▶ _Exercise instructions_: For the data below, work out how many lines contain the word "growth" and supply only that number.
— START Data shown —
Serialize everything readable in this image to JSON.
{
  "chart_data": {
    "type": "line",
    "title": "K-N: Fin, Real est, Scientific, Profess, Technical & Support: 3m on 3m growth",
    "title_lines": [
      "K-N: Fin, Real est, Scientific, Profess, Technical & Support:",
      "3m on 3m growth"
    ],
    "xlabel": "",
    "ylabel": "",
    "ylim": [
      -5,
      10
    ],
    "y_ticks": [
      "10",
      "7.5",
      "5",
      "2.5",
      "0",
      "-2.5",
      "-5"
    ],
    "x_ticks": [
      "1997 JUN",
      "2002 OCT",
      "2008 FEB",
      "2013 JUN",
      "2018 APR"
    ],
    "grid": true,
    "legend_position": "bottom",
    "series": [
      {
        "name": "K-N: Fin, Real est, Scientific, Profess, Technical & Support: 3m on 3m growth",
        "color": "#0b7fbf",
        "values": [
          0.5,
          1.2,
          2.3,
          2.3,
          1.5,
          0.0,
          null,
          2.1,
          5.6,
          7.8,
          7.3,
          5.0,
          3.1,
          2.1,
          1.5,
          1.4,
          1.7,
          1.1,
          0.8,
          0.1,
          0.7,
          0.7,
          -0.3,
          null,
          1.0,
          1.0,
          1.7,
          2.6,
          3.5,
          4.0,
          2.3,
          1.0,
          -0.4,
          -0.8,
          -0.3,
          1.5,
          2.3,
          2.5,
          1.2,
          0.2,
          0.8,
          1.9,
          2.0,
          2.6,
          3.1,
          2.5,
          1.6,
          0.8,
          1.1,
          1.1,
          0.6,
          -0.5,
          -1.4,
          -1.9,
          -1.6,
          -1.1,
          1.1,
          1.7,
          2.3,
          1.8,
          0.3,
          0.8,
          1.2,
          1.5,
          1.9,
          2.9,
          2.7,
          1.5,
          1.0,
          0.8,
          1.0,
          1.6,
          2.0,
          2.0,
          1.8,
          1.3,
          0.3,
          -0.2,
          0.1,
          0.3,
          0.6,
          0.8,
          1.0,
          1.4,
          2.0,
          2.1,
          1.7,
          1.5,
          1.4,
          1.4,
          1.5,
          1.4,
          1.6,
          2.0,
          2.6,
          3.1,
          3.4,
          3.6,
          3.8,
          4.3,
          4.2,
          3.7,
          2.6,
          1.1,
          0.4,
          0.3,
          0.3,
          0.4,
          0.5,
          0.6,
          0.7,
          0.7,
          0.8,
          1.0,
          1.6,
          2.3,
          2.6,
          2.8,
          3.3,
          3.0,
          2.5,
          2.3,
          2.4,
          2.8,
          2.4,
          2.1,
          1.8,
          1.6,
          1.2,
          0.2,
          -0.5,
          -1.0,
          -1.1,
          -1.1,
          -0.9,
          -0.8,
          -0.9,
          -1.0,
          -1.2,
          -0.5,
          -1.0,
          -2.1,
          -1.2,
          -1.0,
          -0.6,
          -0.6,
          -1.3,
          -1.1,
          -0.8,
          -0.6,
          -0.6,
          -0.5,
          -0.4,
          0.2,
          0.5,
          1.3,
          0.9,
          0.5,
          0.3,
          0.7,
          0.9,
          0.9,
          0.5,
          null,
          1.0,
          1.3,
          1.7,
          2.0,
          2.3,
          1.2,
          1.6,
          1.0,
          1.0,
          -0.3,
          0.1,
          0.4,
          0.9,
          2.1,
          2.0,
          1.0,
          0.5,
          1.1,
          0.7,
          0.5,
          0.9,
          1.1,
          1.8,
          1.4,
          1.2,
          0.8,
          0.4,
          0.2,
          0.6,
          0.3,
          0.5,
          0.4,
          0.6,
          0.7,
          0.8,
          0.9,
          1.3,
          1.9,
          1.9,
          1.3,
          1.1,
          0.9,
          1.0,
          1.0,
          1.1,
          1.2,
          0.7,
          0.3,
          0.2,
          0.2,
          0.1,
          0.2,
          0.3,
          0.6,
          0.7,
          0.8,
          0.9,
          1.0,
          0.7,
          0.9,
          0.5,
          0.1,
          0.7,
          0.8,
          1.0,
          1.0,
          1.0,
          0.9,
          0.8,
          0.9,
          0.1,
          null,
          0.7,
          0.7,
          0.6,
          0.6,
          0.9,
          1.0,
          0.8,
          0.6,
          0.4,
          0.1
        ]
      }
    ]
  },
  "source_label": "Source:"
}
— END Data shown —
▶ _Solution to the exercise_: 3